# Goal of the exercise
Give the number of lines in the listing that hold the word "text". Write nothing but that number.

+++ Supplied records +++

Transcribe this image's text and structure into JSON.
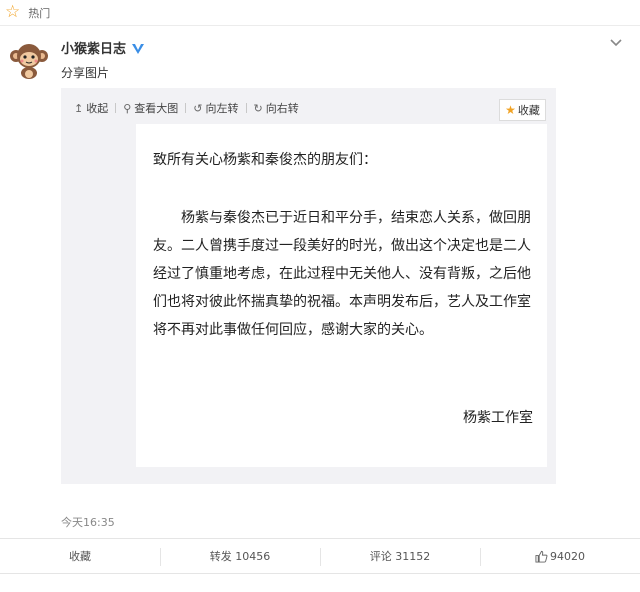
{
  "hot": {
    "label": "热门"
  },
  "post": {
    "author": "小猴紫日志",
    "subtitle": "分享图片",
    "timestamp": "今天16:35"
  },
  "image_toolbar": {
    "collapse": "收起",
    "view_large": "查看大图",
    "rotate_left": "向左转",
    "rotate_right": "向右转",
    "favorite": "收藏"
  },
  "document": {
    "greeting": "致所有关心杨紫和秦俊杰的朋友们：",
    "body": "杨紫与秦俊杰已于近日和平分手，结束恋人关系，做回朋友。二人曾携手度过一段美好的时光，做出这个决定也是二人经过了慎重地考虑，在此过程中无关他人、没有背叛，之后他们也将对彼此怀揣真挚的祝福。本声明发布后，艺人及工作室将不再对此事做任何回应，感谢大家的关心。",
    "signature": "杨紫工作室"
  },
  "actions": {
    "favorite": "收藏",
    "repost": "转发 10456",
    "comment": "评论 31152",
    "like": "94020"
  },
  "colors": {
    "accent_star": "#f1a325",
    "verified_blue": "#3a8ee6"
  }
}
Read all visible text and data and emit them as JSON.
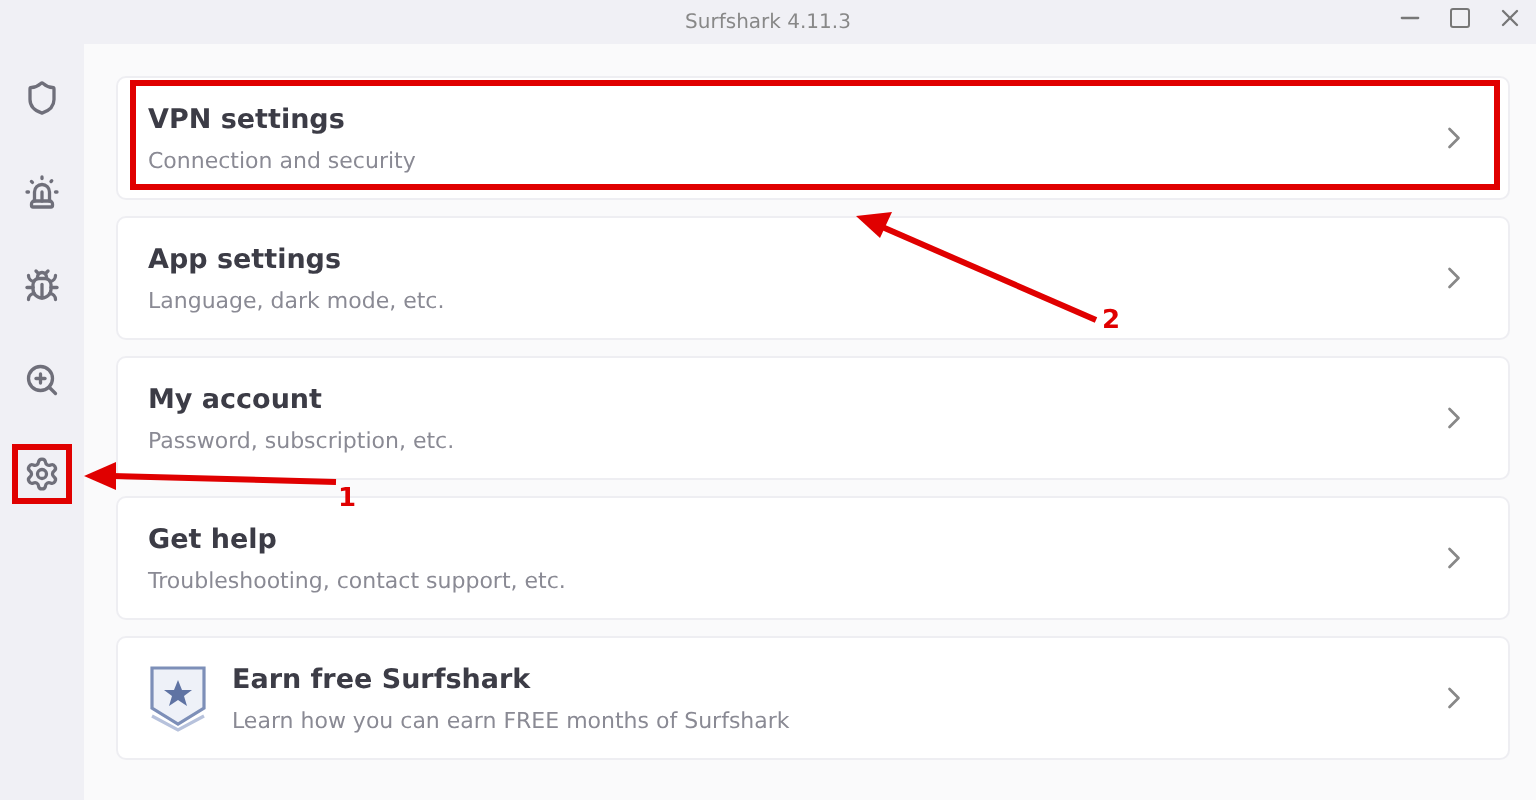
{
  "window": {
    "title": "Surfshark 4.11.3"
  },
  "sidebar": {
    "items": [
      {
        "kind": "shield",
        "highlighted": false
      },
      {
        "kind": "alert",
        "highlighted": false
      },
      {
        "kind": "bug",
        "highlighted": false
      },
      {
        "kind": "search",
        "highlighted": false
      },
      {
        "kind": "settings",
        "highlighted": true,
        "callout": "1"
      }
    ]
  },
  "cards": [
    {
      "kind": "plain",
      "title": "VPN settings",
      "subtitle": "Connection and security",
      "highlighted": true,
      "callout": "2"
    },
    {
      "kind": "plain",
      "title": "App settings",
      "subtitle": "Language, dark mode, etc.",
      "highlighted": false
    },
    {
      "kind": "plain",
      "title": "My account",
      "subtitle": "Password, subscription, etc.",
      "highlighted": false
    },
    {
      "kind": "plain",
      "title": "Get help",
      "subtitle": "Troubleshooting, contact support, etc.",
      "highlighted": false
    },
    {
      "kind": "badge",
      "title": "Earn free Surfshark",
      "subtitle": "Learn how you can earn FREE months of Surfshark",
      "highlighted": false
    }
  ]
}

+++

# Task answer
2